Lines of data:
-*-*-

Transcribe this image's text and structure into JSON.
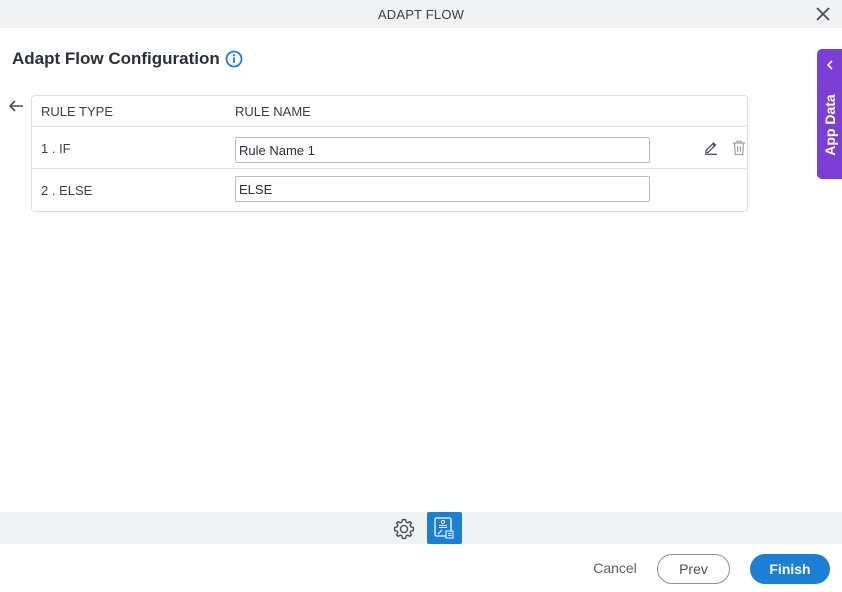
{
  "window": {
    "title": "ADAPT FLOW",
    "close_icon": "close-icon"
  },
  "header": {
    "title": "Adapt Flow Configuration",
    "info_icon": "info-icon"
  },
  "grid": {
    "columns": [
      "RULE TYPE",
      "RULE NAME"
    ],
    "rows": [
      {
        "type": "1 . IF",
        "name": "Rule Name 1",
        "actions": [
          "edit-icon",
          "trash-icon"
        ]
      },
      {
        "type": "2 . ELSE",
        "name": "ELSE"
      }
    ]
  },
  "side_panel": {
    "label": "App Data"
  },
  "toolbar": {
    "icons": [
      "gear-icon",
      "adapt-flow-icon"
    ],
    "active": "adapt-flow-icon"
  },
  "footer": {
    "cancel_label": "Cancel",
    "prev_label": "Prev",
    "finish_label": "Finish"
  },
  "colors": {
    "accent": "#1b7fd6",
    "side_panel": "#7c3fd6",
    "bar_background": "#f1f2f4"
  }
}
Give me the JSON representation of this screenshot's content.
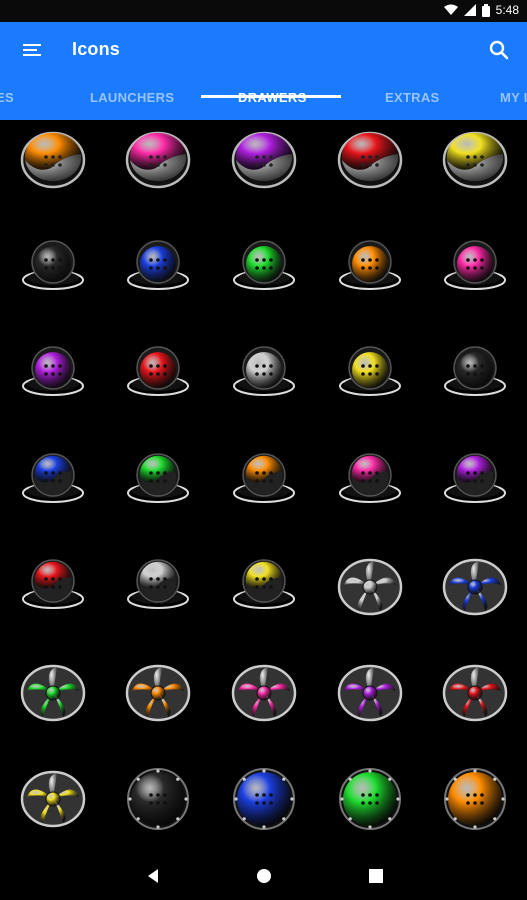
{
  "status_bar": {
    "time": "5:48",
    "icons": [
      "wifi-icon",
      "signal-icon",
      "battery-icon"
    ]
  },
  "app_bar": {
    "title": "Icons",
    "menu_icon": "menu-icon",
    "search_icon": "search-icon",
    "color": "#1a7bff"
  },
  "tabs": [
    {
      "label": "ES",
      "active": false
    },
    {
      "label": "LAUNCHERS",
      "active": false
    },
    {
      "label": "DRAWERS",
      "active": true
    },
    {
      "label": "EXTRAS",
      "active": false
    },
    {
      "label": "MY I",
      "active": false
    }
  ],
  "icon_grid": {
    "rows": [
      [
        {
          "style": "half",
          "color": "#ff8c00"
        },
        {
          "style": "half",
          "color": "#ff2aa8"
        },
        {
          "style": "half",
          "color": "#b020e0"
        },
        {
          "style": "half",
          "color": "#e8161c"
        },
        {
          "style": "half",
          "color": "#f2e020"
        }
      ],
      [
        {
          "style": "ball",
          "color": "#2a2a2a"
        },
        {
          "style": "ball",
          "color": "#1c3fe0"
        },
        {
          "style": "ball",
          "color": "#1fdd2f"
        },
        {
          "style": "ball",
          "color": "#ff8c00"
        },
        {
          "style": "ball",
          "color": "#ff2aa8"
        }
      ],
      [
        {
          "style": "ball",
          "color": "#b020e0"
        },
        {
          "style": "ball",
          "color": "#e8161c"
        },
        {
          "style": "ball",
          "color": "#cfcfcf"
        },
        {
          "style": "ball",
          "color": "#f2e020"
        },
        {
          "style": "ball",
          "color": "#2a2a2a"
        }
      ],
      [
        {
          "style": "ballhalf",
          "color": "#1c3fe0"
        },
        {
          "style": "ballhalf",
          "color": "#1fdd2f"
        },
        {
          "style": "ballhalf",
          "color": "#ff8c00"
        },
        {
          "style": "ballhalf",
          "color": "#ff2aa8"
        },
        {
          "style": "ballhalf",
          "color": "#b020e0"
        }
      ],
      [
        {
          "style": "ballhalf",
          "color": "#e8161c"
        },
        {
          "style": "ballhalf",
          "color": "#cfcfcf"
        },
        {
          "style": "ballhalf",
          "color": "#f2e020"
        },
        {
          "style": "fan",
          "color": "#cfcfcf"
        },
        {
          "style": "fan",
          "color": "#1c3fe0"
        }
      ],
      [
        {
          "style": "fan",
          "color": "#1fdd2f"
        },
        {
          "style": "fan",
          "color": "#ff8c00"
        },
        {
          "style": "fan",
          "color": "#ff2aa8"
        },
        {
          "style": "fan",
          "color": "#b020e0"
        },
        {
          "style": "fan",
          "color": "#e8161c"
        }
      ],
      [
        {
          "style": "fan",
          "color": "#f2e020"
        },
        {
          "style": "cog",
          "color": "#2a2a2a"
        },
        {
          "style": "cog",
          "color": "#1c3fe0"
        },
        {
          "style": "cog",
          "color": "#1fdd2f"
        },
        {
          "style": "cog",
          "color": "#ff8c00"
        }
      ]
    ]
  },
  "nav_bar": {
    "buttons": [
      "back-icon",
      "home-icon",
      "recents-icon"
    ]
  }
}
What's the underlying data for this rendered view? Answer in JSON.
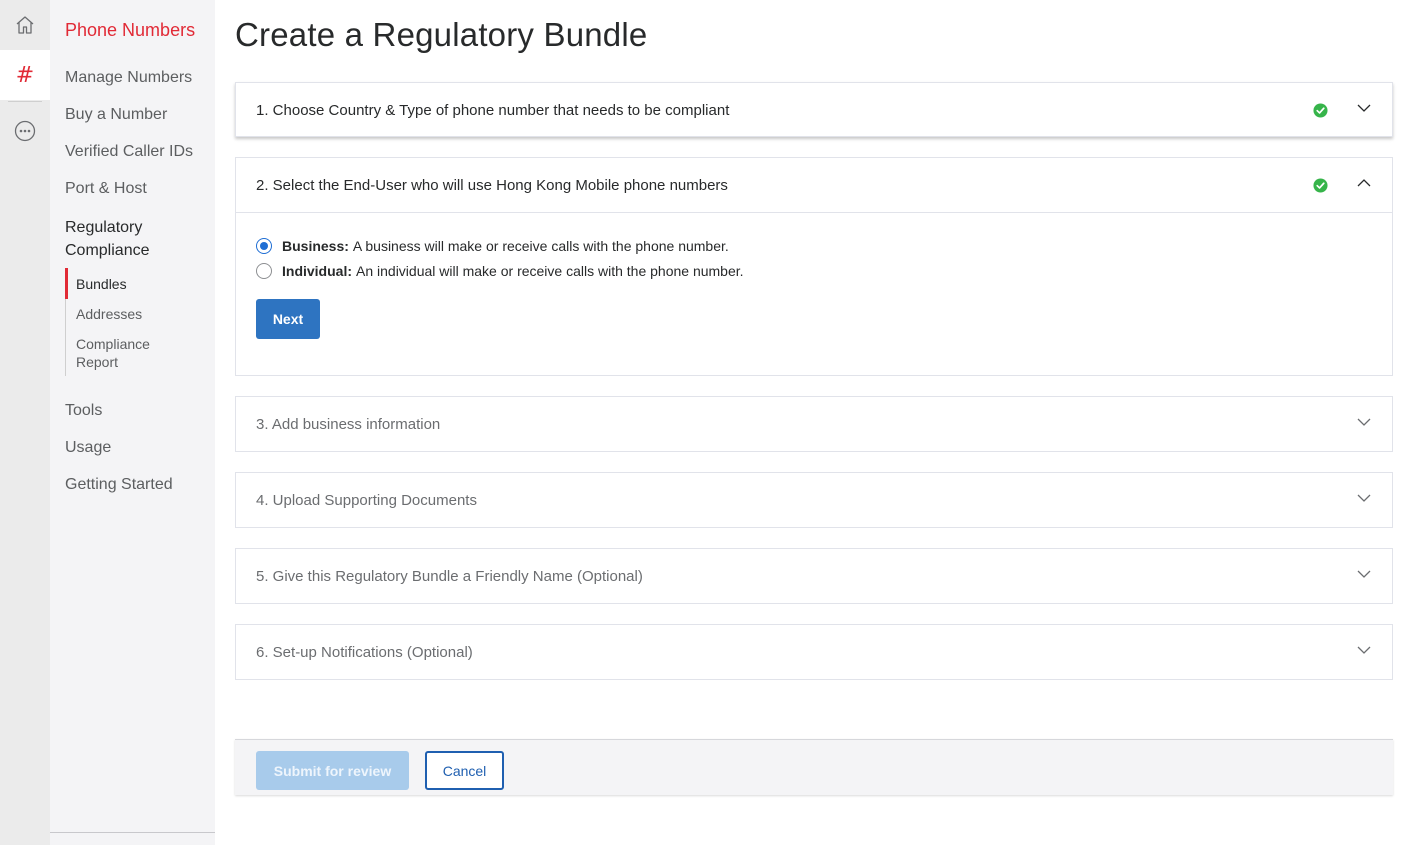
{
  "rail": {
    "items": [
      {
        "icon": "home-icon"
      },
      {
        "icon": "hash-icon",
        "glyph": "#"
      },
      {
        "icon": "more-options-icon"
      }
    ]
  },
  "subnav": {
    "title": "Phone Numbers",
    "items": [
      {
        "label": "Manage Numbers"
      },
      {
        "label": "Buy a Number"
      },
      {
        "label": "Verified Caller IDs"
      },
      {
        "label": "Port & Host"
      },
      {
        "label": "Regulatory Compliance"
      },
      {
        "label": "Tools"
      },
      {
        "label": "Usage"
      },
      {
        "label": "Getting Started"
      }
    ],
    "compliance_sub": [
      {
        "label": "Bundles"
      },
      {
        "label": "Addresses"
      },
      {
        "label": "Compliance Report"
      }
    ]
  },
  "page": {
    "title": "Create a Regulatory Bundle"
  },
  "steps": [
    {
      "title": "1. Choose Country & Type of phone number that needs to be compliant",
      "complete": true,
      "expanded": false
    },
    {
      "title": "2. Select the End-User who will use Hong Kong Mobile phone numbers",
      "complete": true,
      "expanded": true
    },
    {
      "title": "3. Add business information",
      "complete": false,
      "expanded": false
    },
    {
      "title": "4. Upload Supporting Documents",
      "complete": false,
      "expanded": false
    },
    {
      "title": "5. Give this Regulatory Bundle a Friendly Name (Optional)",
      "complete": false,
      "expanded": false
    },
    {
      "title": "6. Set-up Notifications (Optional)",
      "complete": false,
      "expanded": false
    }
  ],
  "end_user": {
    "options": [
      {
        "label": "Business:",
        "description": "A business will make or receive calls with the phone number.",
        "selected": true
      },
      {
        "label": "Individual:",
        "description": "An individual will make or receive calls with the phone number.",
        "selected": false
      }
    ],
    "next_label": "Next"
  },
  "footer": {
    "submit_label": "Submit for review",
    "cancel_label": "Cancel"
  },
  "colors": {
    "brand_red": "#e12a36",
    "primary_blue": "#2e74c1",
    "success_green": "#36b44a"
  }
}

-*-*-

(Work instructions) Repeat the entries exactly. Pictures are excluded from the copy.

(Reply to the task)
Transcribe this image's text and structure into JSON.
{
  "window": {
    "title": "ADAPT FLOW",
    "close_icon": "close-icon"
  },
  "header": {
    "title": "Adapt Flow Configuration",
    "info_icon": "info-icon"
  },
  "grid": {
    "columns": [
      "RULE TYPE",
      "RULE NAME"
    ],
    "rows": [
      {
        "type": "1 . IF",
        "name": "Rule Name 1",
        "actions": [
          "edit-icon",
          "trash-icon"
        ]
      },
      {
        "type": "2 . ELSE",
        "name": "ELSE"
      }
    ]
  },
  "side_panel": {
    "label": "App Data"
  },
  "toolbar": {
    "icons": [
      "gear-icon",
      "adapt-flow-icon"
    ],
    "active": "adapt-flow-icon"
  },
  "footer": {
    "cancel_label": "Cancel",
    "prev_label": "Prev",
    "finish_label": "Finish"
  },
  "colors": {
    "accent": "#1b7fd6",
    "side_panel": "#7c3fd6",
    "bar_background": "#f1f2f4"
  }
}
Give me the JSON representation of this screenshot's content.
{
  "status_bar": {
    "time": "5:48",
    "icons": [
      "wifi-icon",
      "signal-icon",
      "battery-icon"
    ]
  },
  "app_bar": {
    "title": "Icons",
    "menu_icon": "menu-icon",
    "search_icon": "search-icon",
    "color": "#1a7bff"
  },
  "tabs": [
    {
      "label": "ES",
      "active": false
    },
    {
      "label": "LAUNCHERS",
      "active": false
    },
    {
      "label": "DRAWERS",
      "active": true
    },
    {
      "label": "EXTRAS",
      "active": false
    },
    {
      "label": "MY I",
      "active": false
    }
  ],
  "icon_grid": {
    "rows": [
      [
        {
          "style": "half",
          "color": "#ff8c00"
        },
        {
          "style": "half",
          "color": "#ff2aa8"
        },
        {
          "style": "half",
          "color": "#b020e0"
        },
        {
          "style": "half",
          "color": "#e8161c"
        },
        {
          "style": "half",
          "color": "#f2e020"
        }
      ],
      [
        {
          "style": "ball",
          "color": "#2a2a2a"
        },
        {
          "style": "ball",
          "color": "#1c3fe0"
        },
        {
          "style": "ball",
          "color": "#1fdd2f"
        },
        {
          "style": "ball",
          "color": "#ff8c00"
        },
        {
          "style": "ball",
          "color": "#ff2aa8"
        }
      ],
      [
        {
          "style": "ball",
          "color": "#b020e0"
        },
        {
          "style": "ball",
          "color": "#e8161c"
        },
        {
          "style": "ball",
          "color": "#cfcfcf"
        },
        {
          "style": "ball",
          "color": "#f2e020"
        },
        {
          "style": "ball",
          "color": "#2a2a2a"
        }
      ],
      [
        {
          "style": "ballhalf",
          "color": "#1c3fe0"
        },
        {
          "style": "ballhalf",
          "color": "#1fdd2f"
        },
        {
          "style": "ballhalf",
          "color": "#ff8c00"
        },
        {
          "style": "ballhalf",
          "color": "#ff2aa8"
        },
        {
          "style": "ballhalf",
          "color": "#b020e0"
        }
      ],
      [
        {
          "style": "ballhalf",
          "color": "#e8161c"
        },
        {
          "style": "ballhalf",
          "color": "#cfcfcf"
        },
        {
          "style": "ballhalf",
          "color": "#f2e020"
        },
        {
          "style": "fan",
          "color": "#cfcfcf"
        },
        {
          "style": "fan",
          "color": "#1c3fe0"
        }
      ],
      [
        {
          "style": "fan",
          "color": "#1fdd2f"
        },
        {
          "style": "fan",
          "color": "#ff8c00"
        },
        {
          "style": "fan",
          "color": "#ff2aa8"
        },
        {
          "style": "fan",
          "color": "#b020e0"
        },
        {
          "style": "fan",
          "color": "#e8161c"
        }
      ],
      [
        {
          "style": "fan",
          "color": "#f2e020"
        },
        {
          "style": "cog",
          "color": "#2a2a2a"
        },
        {
          "style": "cog",
          "color": "#1c3fe0"
        },
        {
          "style": "cog",
          "color": "#1fdd2f"
        },
        {
          "style": "cog",
          "color": "#ff8c00"
        }
      ]
    ]
  },
  "nav_bar": {
    "buttons": [
      "back-icon",
      "home-icon",
      "recents-icon"
    ]
  }
}
What's the underlying data for this rendered view? Answer in JSON.
{
  "rail": {
    "items": [
      {
        "icon": "home-icon"
      },
      {
        "icon": "hash-icon",
        "glyph": "#"
      },
      {
        "icon": "more-options-icon"
      }
    ]
  },
  "subnav": {
    "title": "Phone Numbers",
    "items": [
      {
        "label": "Manage Numbers"
      },
      {
        "label": "Buy a Number"
      },
      {
        "label": "Verified Caller IDs"
      },
      {
        "label": "Port & Host"
      },
      {
        "label": "Regulatory Compliance"
      },
      {
        "label": "Tools"
      },
      {
        "label": "Usage"
      },
      {
        "label": "Getting Started"
      }
    ],
    "compliance_sub": [
      {
        "label": "Bundles"
      },
      {
        "label": "Addresses"
      },
      {
        "label": "Compliance Report"
      }
    ]
  },
  "page": {
    "title": "Create a Regulatory Bundle"
  },
  "steps": [
    {
      "title": "1. Choose Country & Type of phone number that needs to be compliant",
      "complete": true,
      "expanded": false
    },
    {
      "title": "2. Select the End-User who will use Hong Kong Mobile phone numbers",
      "complete": true,
      "expanded": true
    },
    {
      "title": "3. Add business information",
      "complete": false,
      "expanded": false
    },
    {
      "title": "4. Upload Supporting Documents",
      "complete": false,
      "expanded": false
    },
    {
      "title": "5. Give this Regulatory Bundle a Friendly Name (Optional)",
      "complete": false,
      "expanded": false
    },
    {
      "title": "6. Set-up Notifications (Optional)",
      "complete": false,
      "expanded": false
    }
  ],
  "end_user": {
    "options": [
      {
        "label": "Business:",
        "description": "A business will make or receive calls with the phone number.",
        "selected": true
      },
      {
        "label": "Individual:",
        "description": "An individual will make or receive calls with the phone number.",
        "selected": false
      }
    ],
    "next_label": "Next"
  },
  "footer": {
    "submit_label": "Submit for review",
    "cancel_label": "Cancel"
  },
  "colors": {
    "brand_red": "#e12a36",
    "primary_blue": "#2e74c1",
    "success_green": "#36b44a"
  }
}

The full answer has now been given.